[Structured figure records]

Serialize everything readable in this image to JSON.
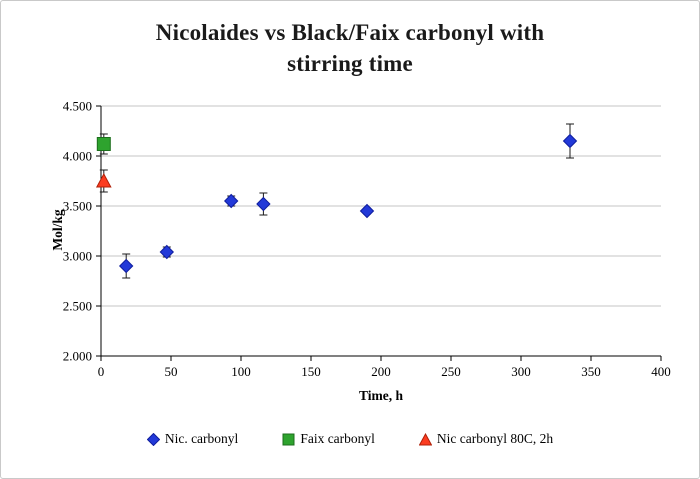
{
  "header": {
    "title_line1": "Nicolaides vs Black/Faix carbonyl with",
    "title_line2": "stirring time"
  },
  "chart_data": {
    "type": "scatter",
    "title": "Nicolaides vs Black/Faix carbonyl with stirring time",
    "xlabel": "Time, h",
    "ylabel": "Mol/kg",
    "xlim": [
      0,
      400
    ],
    "ylim": [
      2.0,
      4.5
    ],
    "x_ticks": [
      0,
      50,
      100,
      150,
      200,
      250,
      300,
      350,
      400
    ],
    "x_tick_labels": [
      "0",
      "50",
      "100",
      "150",
      "200",
      "250",
      "300",
      "350",
      "400"
    ],
    "y_ticks": [
      2.0,
      2.5,
      3.0,
      3.5,
      4.0,
      4.5
    ],
    "y_tick_labels": [
      "2.000",
      "2.500",
      "3.000",
      "3.500",
      "4.000",
      "4.500"
    ],
    "grid": "horizontal",
    "legend_position": "bottom",
    "error_bar_color": "#1a1a1a",
    "series": [
      {
        "name": "Nic. carbonyl",
        "marker": "diamond",
        "color": "#2239d8",
        "edge": "#101e9e",
        "points": [
          {
            "x": 18,
            "y": 2.9,
            "err": 0.12
          },
          {
            "x": 47,
            "y": 3.04,
            "err": 0.05
          },
          {
            "x": 93,
            "y": 3.55,
            "err": 0.05
          },
          {
            "x": 116,
            "y": 3.52,
            "err": 0.11
          },
          {
            "x": 190,
            "y": 3.45,
            "err": 0.03
          },
          {
            "x": 335,
            "y": 4.15,
            "err": 0.17
          }
        ]
      },
      {
        "name": "Faix carbonyl",
        "marker": "square",
        "color": "#2ea32e",
        "edge": "#1c6e1c",
        "points": [
          {
            "x": 2,
            "y": 4.12,
            "err": 0.1
          }
        ]
      },
      {
        "name": "Nic carbonyl 80C, 2h",
        "marker": "triangle",
        "color": "#fb3c20",
        "edge": "#b02008",
        "points": [
          {
            "x": 2,
            "y": 3.75,
            "err": 0.11
          }
        ]
      }
    ]
  }
}
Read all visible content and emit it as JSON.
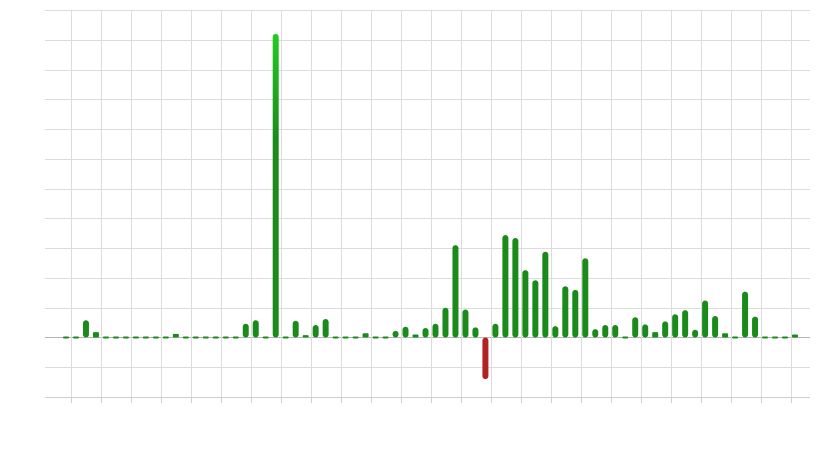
{
  "chart_data": {
    "type": "bar",
    "title": "",
    "xlabel": "",
    "ylabel": "",
    "grid": true,
    "legend": "none",
    "ylim": [
      -1,
      5.5
    ],
    "values": [
      0.01,
      0.01,
      0.29,
      0.09,
      0.0,
      0.0,
      0.03,
      0.0,
      0.01,
      0.01,
      0.01,
      0.06,
      0.0,
      0.0,
      0.02,
      0.02,
      0.02,
      0.0,
      0.23,
      0.29,
      0.0,
      5.1,
      0.02,
      0.28,
      0.04,
      0.21,
      0.31,
      0.02,
      0.02,
      0.03,
      0.07,
      0.0,
      0.02,
      0.11,
      0.18,
      0.05,
      0.16,
      0.23,
      0.5,
      1.55,
      0.47,
      0.17,
      -0.7,
      0.23,
      1.72,
      1.67,
      1.13,
      0.96,
      1.44,
      0.19,
      0.86,
      0.8,
      1.33,
      0.14,
      0.21,
      0.21,
      0.0,
      0.34,
      0.22,
      0.09,
      0.27,
      0.39,
      0.46,
      0.13,
      0.62,
      0.36,
      0.07,
      0.03,
      0.77,
      0.35,
      0.0,
      0.0,
      0.03,
      0.05
    ],
    "colors": {
      "positive": "#1a8a1a",
      "positive_highlight": "#22cc22",
      "negative": "#b22222",
      "grid": "#dcdcdc",
      "axis": "#cfcfcf"
    }
  }
}
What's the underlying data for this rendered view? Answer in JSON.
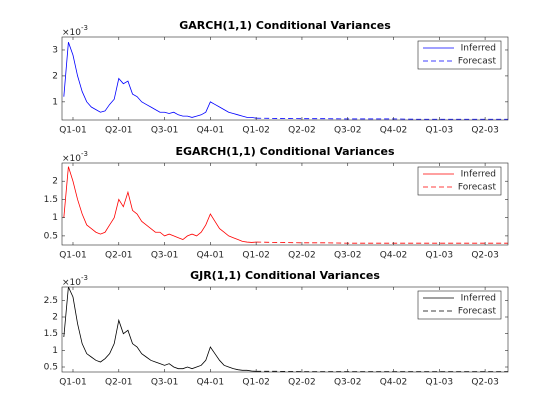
{
  "chart_data": [
    {
      "type": "line",
      "title": "GARCH(1,1) Conditional Variances",
      "y_exponent": {
        "base": "×10",
        "power": "-3"
      },
      "xlim": [
        -0.24,
        9.5
      ],
      "ylim": [
        0.3,
        3.5
      ],
      "yticks": [
        1,
        2,
        3
      ],
      "xticks": [
        {
          "value": 0,
          "label": "Q1-01"
        },
        {
          "value": 1,
          "label": "Q2-01"
        },
        {
          "value": 2,
          "label": "Q3-01"
        },
        {
          "value": 3,
          "label": "Q4-01"
        },
        {
          "value": 4,
          "label": "Q1-02"
        },
        {
          "value": 5,
          "label": "Q2-02"
        },
        {
          "value": 6,
          "label": "Q3-02"
        },
        {
          "value": 7,
          "label": "Q4-02"
        },
        {
          "value": 8,
          "label": "Q1-03"
        },
        {
          "value": 9,
          "label": "Q2-03"
        }
      ],
      "legend": "upper right",
      "series": [
        {
          "name": "Inferred",
          "color": "#0000ff",
          "line_style": "solid",
          "x": [
            -0.2,
            -0.1,
            0,
            0.1,
            0.2,
            0.3,
            0.4,
            0.5,
            0.6,
            0.7,
            0.8,
            0.9,
            1,
            1.1,
            1.2,
            1.3,
            1.4,
            1.5,
            1.6,
            1.7,
            1.8,
            1.9,
            2,
            2.1,
            2.2,
            2.3,
            2.4,
            2.5,
            2.6,
            2.7,
            2.8,
            2.9,
            3,
            3.1,
            3.2,
            3.3,
            3.4,
            3.5,
            3.6,
            3.7,
            3.8,
            3.9,
            4
          ],
          "values": [
            1.2,
            3.3,
            2.8,
            2.0,
            1.4,
            1.0,
            0.8,
            0.7,
            0.6,
            0.65,
            0.9,
            1.1,
            1.9,
            1.7,
            1.8,
            1.3,
            1.2,
            1.0,
            0.9,
            0.8,
            0.7,
            0.6,
            0.6,
            0.55,
            0.6,
            0.5,
            0.45,
            0.45,
            0.4,
            0.45,
            0.5,
            0.6,
            1.0,
            0.9,
            0.8,
            0.7,
            0.6,
            0.55,
            0.5,
            0.45,
            0.4,
            0.4,
            0.37
          ]
        },
        {
          "name": "Forecast",
          "color": "#0000ff",
          "line_style": "dashed",
          "x": [
            4,
            4.5,
            5,
            5.5,
            6,
            6.5,
            7,
            7.5,
            8,
            8.5,
            9,
            9.5
          ],
          "values": [
            0.37,
            0.36,
            0.35,
            0.35,
            0.34,
            0.34,
            0.34,
            0.33,
            0.33,
            0.33,
            0.33,
            0.33
          ]
        }
      ]
    },
    {
      "type": "line",
      "title": "EGARCH(1,1) Conditional Variances",
      "y_exponent": {
        "base": "×10",
        "power": "-3"
      },
      "xlim": [
        -0.24,
        9.5
      ],
      "ylim": [
        0.25,
        2.5
      ],
      "yticks": [
        0.5,
        1,
        1.5,
        2
      ],
      "xticks": [
        {
          "value": 0,
          "label": "Q1-01"
        },
        {
          "value": 1,
          "label": "Q2-01"
        },
        {
          "value": 2,
          "label": "Q3-01"
        },
        {
          "value": 3,
          "label": "Q4-01"
        },
        {
          "value": 4,
          "label": "Q1-02"
        },
        {
          "value": 5,
          "label": "Q2-02"
        },
        {
          "value": 6,
          "label": "Q3-02"
        },
        {
          "value": 7,
          "label": "Q4-02"
        },
        {
          "value": 8,
          "label": "Q1-03"
        },
        {
          "value": 9,
          "label": "Q2-03"
        }
      ],
      "legend": "upper right",
      "series": [
        {
          "name": "Inferred",
          "color": "#ff0000",
          "line_style": "solid",
          "x": [
            -0.2,
            -0.1,
            0,
            0.1,
            0.2,
            0.3,
            0.4,
            0.5,
            0.6,
            0.7,
            0.8,
            0.9,
            1,
            1.1,
            1.2,
            1.3,
            1.4,
            1.5,
            1.6,
            1.7,
            1.8,
            1.9,
            2,
            2.1,
            2.2,
            2.3,
            2.4,
            2.5,
            2.6,
            2.7,
            2.8,
            2.9,
            3,
            3.1,
            3.2,
            3.3,
            3.4,
            3.5,
            3.6,
            3.7,
            3.8,
            3.9,
            4
          ],
          "values": [
            1.0,
            2.4,
            2.0,
            1.5,
            1.1,
            0.8,
            0.7,
            0.6,
            0.55,
            0.6,
            0.8,
            1.0,
            1.5,
            1.3,
            1.7,
            1.2,
            1.1,
            0.9,
            0.8,
            0.7,
            0.6,
            0.6,
            0.5,
            0.55,
            0.5,
            0.45,
            0.4,
            0.5,
            0.55,
            0.5,
            0.6,
            0.8,
            1.1,
            0.9,
            0.7,
            0.6,
            0.5,
            0.45,
            0.4,
            0.35,
            0.33,
            0.32,
            0.33
          ]
        },
        {
          "name": "Forecast",
          "color": "#ff0000",
          "line_style": "dashed",
          "x": [
            4,
            4.5,
            5,
            5.5,
            6,
            6.5,
            7,
            7.5,
            8,
            8.5,
            9,
            9.5
          ],
          "values": [
            0.33,
            0.32,
            0.31,
            0.31,
            0.3,
            0.3,
            0.3,
            0.3,
            0.3,
            0.3,
            0.3,
            0.3
          ]
        }
      ]
    },
    {
      "type": "line",
      "title": "GJR(1,1) Conditional Variances",
      "y_exponent": {
        "base": "×10",
        "power": "-3"
      },
      "xlim": [
        -0.24,
        9.5
      ],
      "ylim": [
        0.35,
        2.9
      ],
      "yticks": [
        0.5,
        1,
        1.5,
        2,
        2.5
      ],
      "xticks": [
        {
          "value": 0,
          "label": "Q1-01"
        },
        {
          "value": 1,
          "label": "Q2-01"
        },
        {
          "value": 2,
          "label": "Q3-01"
        },
        {
          "value": 3,
          "label": "Q4-01"
        },
        {
          "value": 4,
          "label": "Q1-02"
        },
        {
          "value": 5,
          "label": "Q2-02"
        },
        {
          "value": 6,
          "label": "Q3-02"
        },
        {
          "value": 7,
          "label": "Q4-02"
        },
        {
          "value": 8,
          "label": "Q1-03"
        },
        {
          "value": 9,
          "label": "Q2-03"
        }
      ],
      "legend": "upper right",
      "series": [
        {
          "name": "Inferred",
          "color": "#000000",
          "line_style": "solid",
          "x": [
            -0.2,
            -0.1,
            0,
            0.1,
            0.2,
            0.3,
            0.4,
            0.5,
            0.6,
            0.7,
            0.8,
            0.9,
            1,
            1.1,
            1.2,
            1.3,
            1.4,
            1.5,
            1.6,
            1.7,
            1.8,
            1.9,
            2,
            2.1,
            2.2,
            2.3,
            2.4,
            2.5,
            2.6,
            2.7,
            2.8,
            2.9,
            3,
            3.1,
            3.2,
            3.3,
            3.4,
            3.5,
            3.6,
            3.7,
            3.8,
            3.9,
            4
          ],
          "values": [
            1.4,
            2.9,
            2.6,
            1.8,
            1.2,
            0.9,
            0.8,
            0.7,
            0.65,
            0.75,
            0.9,
            1.2,
            1.9,
            1.5,
            1.6,
            1.2,
            1.1,
            0.9,
            0.8,
            0.7,
            0.65,
            0.6,
            0.55,
            0.6,
            0.5,
            0.45,
            0.45,
            0.5,
            0.45,
            0.5,
            0.55,
            0.7,
            1.1,
            0.9,
            0.7,
            0.55,
            0.5,
            0.45,
            0.42,
            0.4,
            0.4,
            0.38,
            0.37
          ]
        },
        {
          "name": "Forecast",
          "color": "#000000",
          "line_style": "dashed",
          "x": [
            4,
            4.5,
            5,
            5.5,
            6,
            6.5,
            7,
            7.5,
            8,
            8.5,
            9,
            9.5
          ],
          "values": [
            0.37,
            0.37,
            0.36,
            0.36,
            0.36,
            0.36,
            0.36,
            0.36,
            0.36,
            0.36,
            0.36,
            0.36
          ]
        }
      ]
    }
  ]
}
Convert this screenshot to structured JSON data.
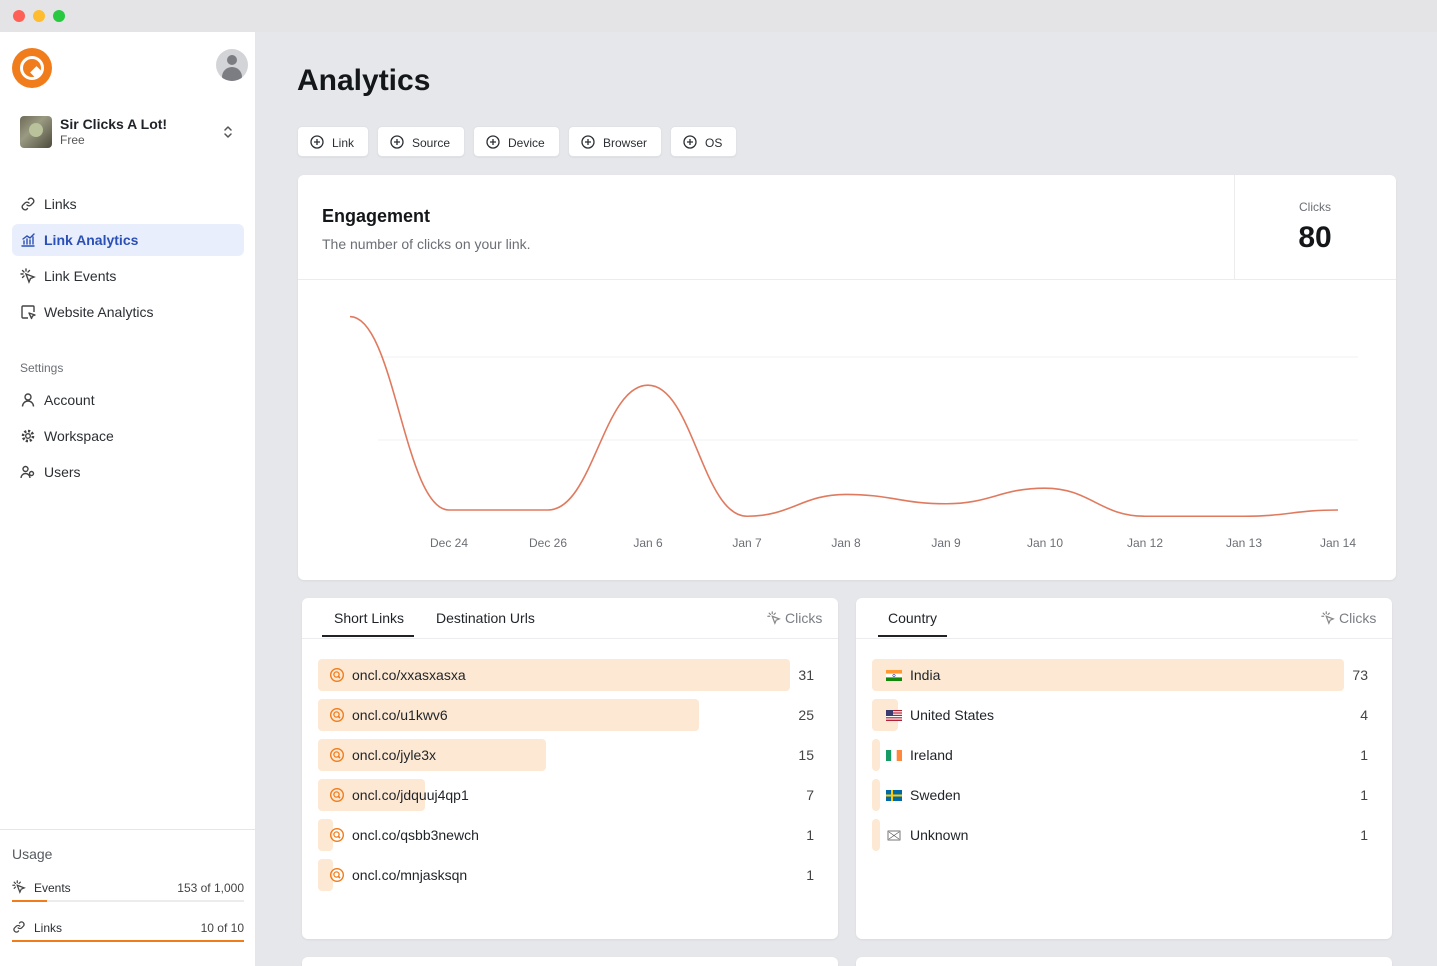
{
  "sidebar": {
    "workspace": {
      "name": "Sir Clicks A Lot!",
      "plan": "Free"
    },
    "nav": [
      {
        "label": "Links"
      },
      {
        "label": "Link Analytics",
        "active": true
      },
      {
        "label": "Link Events"
      },
      {
        "label": "Website Analytics"
      }
    ],
    "settings_label": "Settings",
    "settings": [
      {
        "label": "Account"
      },
      {
        "label": "Workspace"
      },
      {
        "label": "Users"
      }
    ],
    "usage": {
      "title": "Usage",
      "events": {
        "label": "Events",
        "value": "153 of 1,000",
        "fraction": 0.153
      },
      "links": {
        "label": "Links",
        "value": "10 of 10",
        "fraction": 1.0
      }
    }
  },
  "main": {
    "title": "Analytics",
    "filters": [
      "Link",
      "Source",
      "Device",
      "Browser",
      "OS"
    ],
    "engagement": {
      "title": "Engagement",
      "subtitle": "The number of clicks on your link.",
      "clicks_label": "Clicks",
      "clicks_value": "80"
    },
    "short_links": {
      "tabs": [
        "Short Links",
        "Destination Urls"
      ],
      "clicks_label": "Clicks",
      "rows": [
        {
          "label": "oncl.co/xxasxasxa",
          "value": 31
        },
        {
          "label": "oncl.co/u1kwv6",
          "value": 25
        },
        {
          "label": "oncl.co/jyle3x",
          "value": 15
        },
        {
          "label": "oncl.co/jdquuj4qp1",
          "value": 7
        },
        {
          "label": "oncl.co/qsbb3newch",
          "value": 1
        },
        {
          "label": "oncl.co/mnjasksqn",
          "value": 1
        }
      ]
    },
    "country": {
      "tabs": [
        "Country"
      ],
      "clicks_label": "Clicks",
      "rows": [
        {
          "label": "India",
          "value": 73,
          "flag": "india"
        },
        {
          "label": "United States",
          "value": 4,
          "flag": "us"
        },
        {
          "label": "Ireland",
          "value": 1,
          "flag": "ireland"
        },
        {
          "label": "Sweden",
          "value": 1,
          "flag": "sweden"
        },
        {
          "label": "Unknown",
          "value": 1,
          "flag": "unknown"
        }
      ]
    }
  },
  "chart_data": {
    "type": "line",
    "x_ticks": [
      "Dec 24",
      "Dec 26",
      "Jan 6",
      "Jan 7",
      "Jan 8",
      "Jan 9",
      "Jan 10",
      "Jan 12",
      "Jan 13",
      "Jan 14"
    ],
    "series": [
      {
        "values": [
          {
            "x": "Dec 23",
            "y": 62
          },
          {
            "x": "Dec 24",
            "y": 0
          },
          {
            "x": "Dec 26",
            "y": 0
          },
          {
            "x": "Jan 6",
            "y": 40
          },
          {
            "x": "Jan 7",
            "y": -2
          },
          {
            "x": "Jan 8",
            "y": 5
          },
          {
            "x": "Jan 9",
            "y": 2
          },
          {
            "x": "Jan 10",
            "y": 7
          },
          {
            "x": "Jan 12",
            "y": -2
          },
          {
            "x": "Jan 13",
            "y": -2
          },
          {
            "x": "Jan 14",
            "y": 0
          }
        ]
      }
    ],
    "color": "#e07a5f",
    "grid": true
  }
}
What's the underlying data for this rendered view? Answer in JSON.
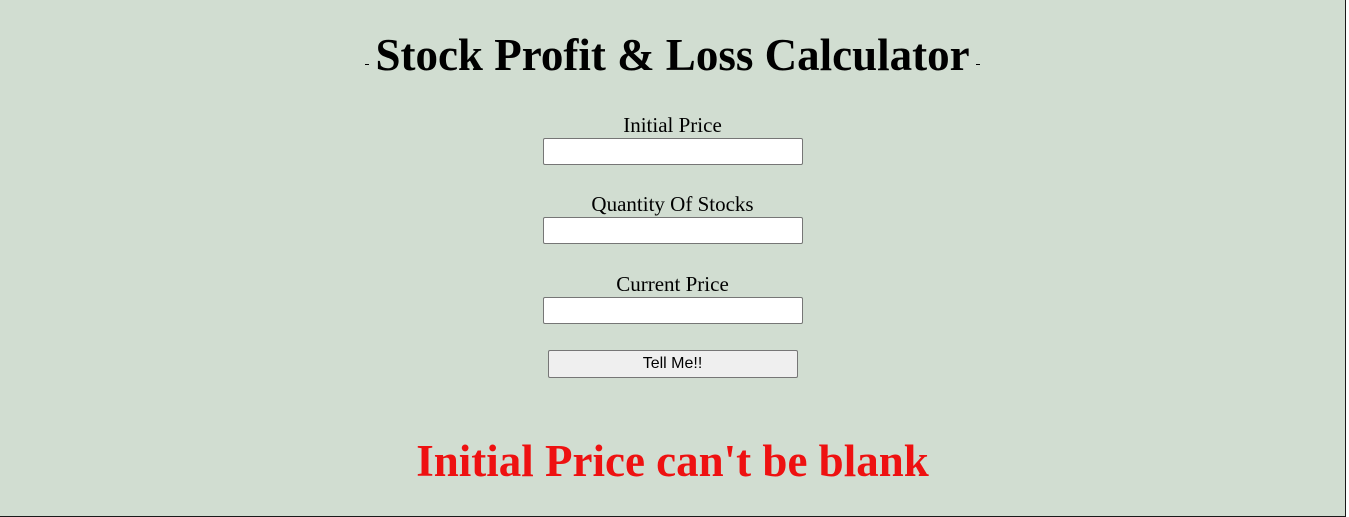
{
  "header": {
    "title": "Stock Profit & Loss Calculator"
  },
  "form": {
    "initial_price": {
      "label": "Initial Price",
      "value": "",
      "placeholder": ""
    },
    "quantity": {
      "label": "Quantity Of Stocks",
      "value": "",
      "placeholder": ""
    },
    "current_price": {
      "label": "Current Price",
      "value": "",
      "placeholder": ""
    },
    "submit_label": "Tell Me!!"
  },
  "output": {
    "message": "Initial Price can't be blank",
    "color": "#ee1111"
  },
  "theme": {
    "background": "#d1ddd1"
  }
}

- Written problem
What is the number of lines in the listing that include the word "Black"? Give that number and nothing else.

- Solution to the exercise
2